** start of RECORDS FOR THE EXERCISE **

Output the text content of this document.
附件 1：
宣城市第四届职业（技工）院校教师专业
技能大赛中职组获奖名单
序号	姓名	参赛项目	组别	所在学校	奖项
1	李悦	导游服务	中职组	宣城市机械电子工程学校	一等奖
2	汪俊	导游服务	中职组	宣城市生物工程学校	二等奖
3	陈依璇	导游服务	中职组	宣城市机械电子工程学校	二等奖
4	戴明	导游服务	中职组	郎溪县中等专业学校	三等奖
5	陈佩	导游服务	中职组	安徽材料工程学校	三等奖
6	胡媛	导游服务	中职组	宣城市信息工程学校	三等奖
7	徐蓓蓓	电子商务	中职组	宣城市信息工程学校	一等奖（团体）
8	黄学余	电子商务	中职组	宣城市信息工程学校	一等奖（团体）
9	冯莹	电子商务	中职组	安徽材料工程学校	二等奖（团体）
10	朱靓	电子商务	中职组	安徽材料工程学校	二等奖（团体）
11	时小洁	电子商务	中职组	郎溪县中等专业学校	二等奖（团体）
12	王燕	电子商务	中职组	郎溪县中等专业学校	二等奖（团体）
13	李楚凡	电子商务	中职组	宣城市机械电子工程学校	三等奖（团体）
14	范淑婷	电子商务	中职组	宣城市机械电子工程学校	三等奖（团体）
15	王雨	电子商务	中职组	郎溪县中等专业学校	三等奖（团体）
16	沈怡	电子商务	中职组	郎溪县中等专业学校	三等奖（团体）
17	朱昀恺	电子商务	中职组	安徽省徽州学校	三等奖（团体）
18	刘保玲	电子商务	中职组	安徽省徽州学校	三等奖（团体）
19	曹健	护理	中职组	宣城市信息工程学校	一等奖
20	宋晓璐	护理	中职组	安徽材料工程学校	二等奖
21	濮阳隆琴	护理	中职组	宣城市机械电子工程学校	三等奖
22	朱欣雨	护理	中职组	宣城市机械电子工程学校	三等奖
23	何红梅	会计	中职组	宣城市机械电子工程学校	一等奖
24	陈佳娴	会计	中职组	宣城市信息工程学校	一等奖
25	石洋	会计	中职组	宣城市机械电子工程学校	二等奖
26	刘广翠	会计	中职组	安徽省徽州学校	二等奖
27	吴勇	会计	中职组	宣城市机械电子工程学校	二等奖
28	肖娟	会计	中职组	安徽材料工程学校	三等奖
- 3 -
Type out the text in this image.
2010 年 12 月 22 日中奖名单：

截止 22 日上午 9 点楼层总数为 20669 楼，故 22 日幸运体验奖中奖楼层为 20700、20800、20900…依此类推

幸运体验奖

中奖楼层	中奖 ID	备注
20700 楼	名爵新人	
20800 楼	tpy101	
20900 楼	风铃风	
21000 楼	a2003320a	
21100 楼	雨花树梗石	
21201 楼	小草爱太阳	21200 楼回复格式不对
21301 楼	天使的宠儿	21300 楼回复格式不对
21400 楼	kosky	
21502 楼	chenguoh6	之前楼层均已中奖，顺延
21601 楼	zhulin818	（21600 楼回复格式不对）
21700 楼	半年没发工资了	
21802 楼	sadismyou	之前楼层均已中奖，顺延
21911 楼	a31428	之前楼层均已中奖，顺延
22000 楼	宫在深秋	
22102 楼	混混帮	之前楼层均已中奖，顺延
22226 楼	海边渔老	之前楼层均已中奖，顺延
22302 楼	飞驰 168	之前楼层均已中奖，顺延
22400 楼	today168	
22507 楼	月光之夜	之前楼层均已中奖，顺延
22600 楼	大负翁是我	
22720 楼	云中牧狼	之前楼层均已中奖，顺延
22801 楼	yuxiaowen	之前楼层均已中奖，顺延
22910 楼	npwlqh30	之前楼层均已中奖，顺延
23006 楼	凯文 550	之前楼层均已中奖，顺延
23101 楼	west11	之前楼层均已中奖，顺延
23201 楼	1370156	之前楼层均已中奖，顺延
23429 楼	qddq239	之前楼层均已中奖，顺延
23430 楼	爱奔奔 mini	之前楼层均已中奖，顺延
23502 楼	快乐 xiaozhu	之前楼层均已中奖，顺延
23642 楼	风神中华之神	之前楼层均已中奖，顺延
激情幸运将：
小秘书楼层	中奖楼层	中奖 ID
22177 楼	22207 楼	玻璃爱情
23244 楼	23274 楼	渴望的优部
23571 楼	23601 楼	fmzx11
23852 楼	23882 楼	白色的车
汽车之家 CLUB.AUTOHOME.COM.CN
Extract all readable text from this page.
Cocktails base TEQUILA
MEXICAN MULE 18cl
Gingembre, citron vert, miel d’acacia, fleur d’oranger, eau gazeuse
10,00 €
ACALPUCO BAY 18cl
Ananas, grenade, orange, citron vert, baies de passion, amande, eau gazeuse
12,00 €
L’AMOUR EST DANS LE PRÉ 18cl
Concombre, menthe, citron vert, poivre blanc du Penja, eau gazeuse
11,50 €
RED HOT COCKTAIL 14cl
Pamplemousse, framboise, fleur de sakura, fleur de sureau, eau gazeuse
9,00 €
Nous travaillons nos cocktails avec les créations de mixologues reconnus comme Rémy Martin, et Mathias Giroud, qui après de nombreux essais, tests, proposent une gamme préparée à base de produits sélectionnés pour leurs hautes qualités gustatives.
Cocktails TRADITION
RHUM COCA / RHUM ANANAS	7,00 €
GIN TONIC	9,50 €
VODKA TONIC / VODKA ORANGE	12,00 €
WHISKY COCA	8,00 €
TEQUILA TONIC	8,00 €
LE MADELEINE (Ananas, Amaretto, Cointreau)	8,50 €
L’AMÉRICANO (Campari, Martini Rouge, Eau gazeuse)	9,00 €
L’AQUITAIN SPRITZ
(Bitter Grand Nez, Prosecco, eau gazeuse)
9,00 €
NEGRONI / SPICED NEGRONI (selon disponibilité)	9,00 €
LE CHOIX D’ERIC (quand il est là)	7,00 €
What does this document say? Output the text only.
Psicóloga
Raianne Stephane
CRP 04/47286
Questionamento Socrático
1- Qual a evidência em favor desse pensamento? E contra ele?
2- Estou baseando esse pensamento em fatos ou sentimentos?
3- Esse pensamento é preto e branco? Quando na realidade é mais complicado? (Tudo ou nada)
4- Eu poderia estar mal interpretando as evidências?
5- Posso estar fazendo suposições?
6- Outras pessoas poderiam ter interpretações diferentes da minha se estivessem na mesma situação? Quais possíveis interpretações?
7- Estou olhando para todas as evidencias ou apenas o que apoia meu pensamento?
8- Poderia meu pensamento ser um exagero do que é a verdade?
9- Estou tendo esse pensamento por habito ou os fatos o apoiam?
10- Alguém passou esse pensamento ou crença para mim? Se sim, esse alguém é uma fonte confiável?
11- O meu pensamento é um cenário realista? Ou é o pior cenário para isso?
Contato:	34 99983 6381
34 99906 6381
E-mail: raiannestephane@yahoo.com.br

** end of RECORDS FOR THE EXERCISE **

### [GIVEN INSTRUCTION]
The listing above must be transcribed exactly, line by line.

### [FULL SOLUTION]
Output the text content of this document.
附件 1：
宣城市第四届职业（技工）院校教师专业
技能大赛中职组获奖名单
序号	姓名	参赛项目	组别	所在学校	奖项
1	李悦	导游服务	中职组	宣城市机械电子工程学校	一等奖
2	汪俊	导游服务	中职组	宣城市生物工程学校	二等奖
3	陈依璇	导游服务	中职组	宣城市机械电子工程学校	二等奖
4	戴明	导游服务	中职组	郎溪县中等专业学校	三等奖
5	陈佩	导游服务	中职组	安徽材料工程学校	三等奖
6	胡媛	导游服务	中职组	宣城市信息工程学校	三等奖
7	徐蓓蓓	电子商务	中职组	宣城市信息工程学校	一等奖（团体）
8	黄学余	电子商务	中职组	宣城市信息工程学校	一等奖（团体）
9	冯莹	电子商务	中职组	安徽材料工程学校	二等奖（团体）
10	朱靓	电子商务	中职组	安徽材料工程学校	二等奖（团体）
11	时小洁	电子商务	中职组	郎溪县中等专业学校	二等奖（团体）
12	王燕	电子商务	中职组	郎溪县中等专业学校	二等奖（团体）
13	李楚凡	电子商务	中职组	宣城市机械电子工程学校	三等奖（团体）
14	范淑婷	电子商务	中职组	宣城市机械电子工程学校	三等奖（团体）
15	王雨	电子商务	中职组	郎溪县中等专业学校	三等奖（团体）
16	沈怡	电子商务	中职组	郎溪县中等专业学校	三等奖（团体）
17	朱昀恺	电子商务	中职组	安徽省徽州学校	三等奖（团体）
18	刘保玲	电子商务	中职组	安徽省徽州学校	三等奖（团体）
19	曹健	护理	中职组	宣城市信息工程学校	一等奖
20	宋晓璐	护理	中职组	安徽材料工程学校	二等奖
21	濮阳隆琴	护理	中职组	宣城市机械电子工程学校	三等奖
22	朱欣雨	护理	中职组	宣城市机械电子工程学校	三等奖
23	何红梅	会计	中职组	宣城市机械电子工程学校	一等奖
24	陈佳娴	会计	中职组	宣城市信息工程学校	一等奖
25	石洋	会计	中职组	宣城市机械电子工程学校	二等奖
26	刘广翠	会计	中职组	安徽省徽州学校	二等奖
27	吴勇	会计	中职组	宣城市机械电子工程学校	二等奖
28	肖娟	会计	中职组	安徽材料工程学校	三等奖
- 3 -
Type out the text in this image.
2010 年 12 月 22 日中奖名单：

截止 22 日上午 9 点楼层总数为 20669 楼，故 22 日幸运体验奖中奖楼层为 20700、20800、20900…依此类推

幸运体验奖

中奖楼层	中奖 ID	备注
20700 楼	名爵新人	
20800 楼	tpy101	
20900 楼	风铃风	
21000 楼	a2003320a	
21100 楼	雨花树梗石	
21201 楼	小草爱太阳	21200 楼回复格式不对
21301 楼	天使的宠儿	21300 楼回复格式不对
21400 楼	kosky	
21502 楼	chenguoh6	之前楼层均已中奖，顺延
21601 楼	zhulin818	（21600 楼回复格式不对）
21700 楼	半年没发工资了	
21802 楼	sadismyou	之前楼层均已中奖，顺延
21911 楼	a31428	之前楼层均已中奖，顺延
22000 楼	宫在深秋	
22102 楼	混混帮	之前楼层均已中奖，顺延
22226 楼	海边渔老	之前楼层均已中奖，顺延
22302 楼	飞驰 168	之前楼层均已中奖，顺延
22400 楼	today168	
22507 楼	月光之夜	之前楼层均已中奖，顺延
22600 楼	大负翁是我	
22720 楼	云中牧狼	之前楼层均已中奖，顺延
22801 楼	yuxiaowen	之前楼层均已中奖，顺延
22910 楼	npwlqh30	之前楼层均已中奖，顺延
23006 楼	凯文 550	之前楼层均已中奖，顺延
23101 楼	west11	之前楼层均已中奖，顺延
23201 楼	1370156	之前楼层均已中奖，顺延
23429 楼	qddq239	之前楼层均已中奖，顺延
23430 楼	爱奔奔 mini	之前楼层均已中奖，顺延
23502 楼	快乐 xiaozhu	之前楼层均已中奖，顺延
23642 楼	风神中华之神	之前楼层均已中奖，顺延
激情幸运将：
小秘书楼层	中奖楼层	中奖 ID
22177 楼	22207 楼	玻璃爱情
23244 楼	23274 楼	渴望的优部
23571 楼	23601 楼	fmzx11
23852 楼	23882 楼	白色的车
汽车之家 CLUB.AUTOHOME.COM.CN
Extract all readable text from this page.
Cocktails base TEQUILA
MEXICAN MULE 18cl
Gingembre, citron vert, miel d’acacia, fleur d’oranger, eau gazeuse
10,00 €
ACALPUCO BAY 18cl
Ananas, grenade, orange, citron vert, baies de passion, amande, eau gazeuse
12,00 €
L’AMOUR EST DANS LE PRÉ 18cl
Concombre, menthe, citron vert, poivre blanc du Penja, eau gazeuse
11,50 €
RED HOT COCKTAIL 14cl
Pamplemousse, framboise, fleur de sakura, fleur de sureau, eau gazeuse
9,00 €
Nous travaillons nos cocktails avec les créations de mixologues reconnus comme Rémy Martin, et Mathias Giroud, qui après de nombreux essais, tests, proposent une gamme préparée à base de produits sélectionnés pour leurs hautes qualités gustatives.
Cocktails TRADITION
RHUM COCA / RHUM ANANAS	7,00 €
GIN TONIC	9,50 €
VODKA TONIC / VODKA ORANGE	12,00 €
WHISKY COCA	8,00 €
TEQUILA TONIC	8,00 €
LE MADELEINE (Ananas, Amaretto, Cointreau)	8,50 €
L’AMÉRICANO (Campari, Martini Rouge, Eau gazeuse)	9,00 €
L’AQUITAIN SPRITZ
(Bitter Grand Nez, Prosecco, eau gazeuse)
9,00 €
NEGRONI / SPICED NEGRONI (selon disponibilité)	9,00 €
LE CHOIX D’ERIC (quand il est là)	7,00 €
What does this document say? Output the text only.
Psicóloga
Raianne Stephane
CRP 04/47286
Questionamento Socrático
1- Qual a evidência em favor desse pensamento? E contra ele?
2- Estou baseando esse pensamento em fatos ou sentimentos?
3- Esse pensamento é preto e branco? Quando na realidade é mais complicado? (Tudo ou nada)
4- Eu poderia estar mal interpretando as evidências?
5- Posso estar fazendo suposições?
6- Outras pessoas poderiam ter interpretações diferentes da minha se estivessem na mesma situação? Quais possíveis interpretações?
7- Estou olhando para todas as evidencias ou apenas o que apoia meu pensamento?
8- Poderia meu pensamento ser um exagero do que é a verdade?
9- Estou tendo esse pensamento por habito ou os fatos o apoiam?
10- Alguém passou esse pensamento ou crença para mim? Se sim, esse alguém é uma fonte confiável?
11- O meu pensamento é um cenário realista? Ou é o pior cenário para isso?
Contato:	34 99983 6381
34 99906 6381
E-mail: raiannestephane@yahoo.com.br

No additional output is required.